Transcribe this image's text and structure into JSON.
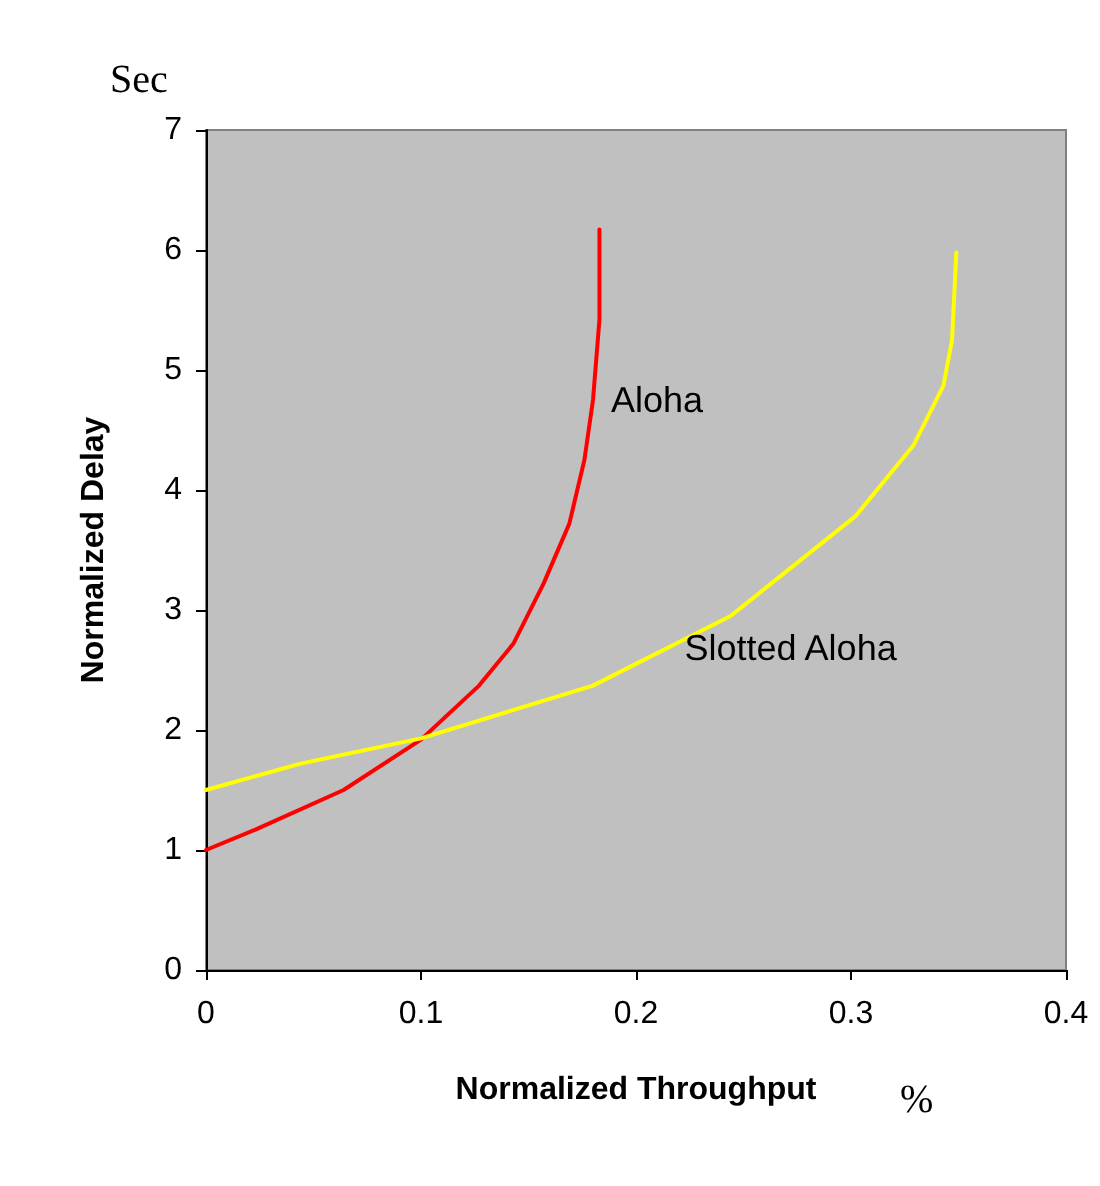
{
  "chart_data": {
    "type": "line",
    "xlabel": "Normalized Throughput",
    "ylabel": "Normalized Delay",
    "annotations": [
      "Sec",
      "%"
    ],
    "xlim": [
      0,
      0.4
    ],
    "xticks": [
      0,
      0.1,
      0.2,
      0.3,
      0.4
    ],
    "ylim": [
      0,
      7
    ],
    "yticks": [
      0,
      1,
      2,
      3,
      4,
      5,
      6,
      7
    ],
    "grid": false,
    "legend": false,
    "marker": "none",
    "line_style": "solid",
    "series": [
      {
        "name": "Aloha",
        "color": "#ff0000",
        "x": [
          0,
          0.023,
          0.064,
          0.1,
          0.127,
          0.143,
          0.157,
          0.169,
          0.176,
          0.18,
          0.183,
          0.183
        ],
        "values": [
          1.0,
          1.17,
          1.5,
          1.92,
          2.37,
          2.72,
          3.22,
          3.72,
          4.25,
          4.75,
          5.42,
          6.17
        ]
      },
      {
        "name": "Slotted Aloha",
        "color": "#ffff00",
        "x": [
          0,
          0.044,
          0.1,
          0.18,
          0.244,
          0.302,
          0.329,
          0.343,
          0.347,
          0.349
        ],
        "values": [
          1.5,
          1.72,
          1.93,
          2.37,
          2.95,
          3.78,
          4.37,
          4.87,
          5.25,
          5.98
        ]
      }
    ]
  }
}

========

EXERCISE REQUIREMENTS => Locate the lines above that hold the word "Normalized". Show every one of them.

SOLUTION TO THE PROBLEM =>
    "xlabel": "Normalized Throughput",
    "ylabel": "Normalized Delay",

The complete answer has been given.